### [DIRECTIONS]
Among the lines below, list those containing the string "Viewpoint".

### [ENTRIES SHOWN]
--- start ---

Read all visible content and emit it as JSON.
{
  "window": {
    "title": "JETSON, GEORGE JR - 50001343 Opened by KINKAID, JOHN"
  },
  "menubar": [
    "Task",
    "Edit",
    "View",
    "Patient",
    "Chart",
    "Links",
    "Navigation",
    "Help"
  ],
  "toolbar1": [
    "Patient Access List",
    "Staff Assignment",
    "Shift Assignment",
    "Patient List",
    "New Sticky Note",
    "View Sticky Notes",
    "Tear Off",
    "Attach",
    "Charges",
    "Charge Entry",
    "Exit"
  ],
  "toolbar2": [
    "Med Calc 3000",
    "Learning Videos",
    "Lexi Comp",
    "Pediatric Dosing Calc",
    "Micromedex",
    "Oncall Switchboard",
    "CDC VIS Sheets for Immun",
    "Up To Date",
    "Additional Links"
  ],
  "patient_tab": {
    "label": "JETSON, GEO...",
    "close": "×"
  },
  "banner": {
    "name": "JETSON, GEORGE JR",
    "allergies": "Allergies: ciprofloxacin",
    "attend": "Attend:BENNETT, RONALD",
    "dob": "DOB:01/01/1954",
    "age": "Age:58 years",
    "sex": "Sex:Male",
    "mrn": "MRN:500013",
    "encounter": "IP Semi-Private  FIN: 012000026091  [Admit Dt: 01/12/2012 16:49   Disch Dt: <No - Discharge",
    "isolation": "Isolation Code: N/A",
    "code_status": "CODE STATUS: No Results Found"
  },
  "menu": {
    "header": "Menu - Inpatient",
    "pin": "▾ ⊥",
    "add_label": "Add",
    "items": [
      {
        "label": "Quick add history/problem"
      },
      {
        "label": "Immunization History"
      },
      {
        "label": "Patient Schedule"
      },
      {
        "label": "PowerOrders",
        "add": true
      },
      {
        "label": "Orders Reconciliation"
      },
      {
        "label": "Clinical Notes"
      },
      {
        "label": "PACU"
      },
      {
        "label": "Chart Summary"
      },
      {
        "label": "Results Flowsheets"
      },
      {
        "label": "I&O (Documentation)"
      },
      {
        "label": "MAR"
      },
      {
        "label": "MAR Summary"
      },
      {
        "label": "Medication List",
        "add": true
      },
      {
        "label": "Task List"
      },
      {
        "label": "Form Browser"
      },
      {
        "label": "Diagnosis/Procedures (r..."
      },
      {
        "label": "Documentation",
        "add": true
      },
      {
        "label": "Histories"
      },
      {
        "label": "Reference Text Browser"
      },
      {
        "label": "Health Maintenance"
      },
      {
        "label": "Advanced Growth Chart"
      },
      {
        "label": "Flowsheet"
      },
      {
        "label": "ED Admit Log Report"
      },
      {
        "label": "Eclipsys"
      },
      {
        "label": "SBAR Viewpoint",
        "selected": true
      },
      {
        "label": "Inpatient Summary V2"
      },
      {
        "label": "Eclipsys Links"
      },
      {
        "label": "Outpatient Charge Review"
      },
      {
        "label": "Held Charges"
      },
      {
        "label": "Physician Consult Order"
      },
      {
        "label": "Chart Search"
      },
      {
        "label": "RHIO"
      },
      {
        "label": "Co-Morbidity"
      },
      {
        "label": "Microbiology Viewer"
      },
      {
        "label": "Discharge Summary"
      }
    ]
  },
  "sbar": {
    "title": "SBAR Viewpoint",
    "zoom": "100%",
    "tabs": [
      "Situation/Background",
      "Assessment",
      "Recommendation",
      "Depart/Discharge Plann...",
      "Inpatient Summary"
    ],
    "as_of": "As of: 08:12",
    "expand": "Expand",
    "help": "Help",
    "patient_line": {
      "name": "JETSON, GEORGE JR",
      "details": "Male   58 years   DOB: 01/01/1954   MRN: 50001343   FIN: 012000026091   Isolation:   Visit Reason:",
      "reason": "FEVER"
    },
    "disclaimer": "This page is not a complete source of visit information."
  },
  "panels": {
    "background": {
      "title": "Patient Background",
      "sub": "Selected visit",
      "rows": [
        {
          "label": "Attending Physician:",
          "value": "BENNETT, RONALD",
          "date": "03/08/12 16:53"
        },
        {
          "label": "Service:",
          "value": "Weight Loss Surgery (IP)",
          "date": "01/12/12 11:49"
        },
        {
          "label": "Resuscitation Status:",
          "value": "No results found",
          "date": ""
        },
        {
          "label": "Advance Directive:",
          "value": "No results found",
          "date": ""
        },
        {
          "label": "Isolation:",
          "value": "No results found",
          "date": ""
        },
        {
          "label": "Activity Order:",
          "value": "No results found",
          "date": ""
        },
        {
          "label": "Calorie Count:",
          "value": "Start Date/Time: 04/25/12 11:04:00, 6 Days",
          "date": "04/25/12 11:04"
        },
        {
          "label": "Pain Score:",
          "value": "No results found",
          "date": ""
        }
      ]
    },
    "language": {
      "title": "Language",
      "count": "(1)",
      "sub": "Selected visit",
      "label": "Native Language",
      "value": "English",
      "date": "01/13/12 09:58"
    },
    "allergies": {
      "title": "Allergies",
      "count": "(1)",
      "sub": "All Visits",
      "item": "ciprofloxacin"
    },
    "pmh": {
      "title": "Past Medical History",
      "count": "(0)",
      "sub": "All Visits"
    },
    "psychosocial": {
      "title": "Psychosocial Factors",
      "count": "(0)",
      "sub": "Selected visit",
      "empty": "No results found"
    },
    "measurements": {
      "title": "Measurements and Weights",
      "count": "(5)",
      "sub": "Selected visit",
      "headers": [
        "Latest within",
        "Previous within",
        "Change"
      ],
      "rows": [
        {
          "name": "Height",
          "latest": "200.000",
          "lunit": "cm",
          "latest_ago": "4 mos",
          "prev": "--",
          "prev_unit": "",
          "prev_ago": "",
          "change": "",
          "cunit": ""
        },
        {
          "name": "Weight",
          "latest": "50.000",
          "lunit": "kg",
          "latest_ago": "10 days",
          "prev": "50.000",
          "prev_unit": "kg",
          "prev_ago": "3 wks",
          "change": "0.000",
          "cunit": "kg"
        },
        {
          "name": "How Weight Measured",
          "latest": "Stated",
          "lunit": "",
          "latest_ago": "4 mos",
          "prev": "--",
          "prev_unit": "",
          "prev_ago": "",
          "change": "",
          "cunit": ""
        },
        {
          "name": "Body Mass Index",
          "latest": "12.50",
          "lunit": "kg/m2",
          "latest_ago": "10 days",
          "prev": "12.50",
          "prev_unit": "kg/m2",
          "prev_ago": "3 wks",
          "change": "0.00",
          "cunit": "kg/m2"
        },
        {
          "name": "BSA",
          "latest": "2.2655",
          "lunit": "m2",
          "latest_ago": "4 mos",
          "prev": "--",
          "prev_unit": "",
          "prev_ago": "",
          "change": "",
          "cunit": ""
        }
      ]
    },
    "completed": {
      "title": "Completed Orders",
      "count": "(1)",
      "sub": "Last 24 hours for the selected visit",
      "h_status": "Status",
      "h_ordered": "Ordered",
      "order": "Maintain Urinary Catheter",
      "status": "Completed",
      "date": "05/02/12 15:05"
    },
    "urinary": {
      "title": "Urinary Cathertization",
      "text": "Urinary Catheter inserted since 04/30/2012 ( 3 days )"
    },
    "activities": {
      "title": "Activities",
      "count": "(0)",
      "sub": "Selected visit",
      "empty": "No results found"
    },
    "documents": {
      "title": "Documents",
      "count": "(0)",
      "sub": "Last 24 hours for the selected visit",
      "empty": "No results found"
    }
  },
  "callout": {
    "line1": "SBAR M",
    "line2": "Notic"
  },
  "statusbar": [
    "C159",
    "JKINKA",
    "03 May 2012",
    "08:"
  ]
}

--- end ---

### [TASK SOLUTION]
        "label": "SBAR Viewpoint",
    "title": "SBAR Viewpoint",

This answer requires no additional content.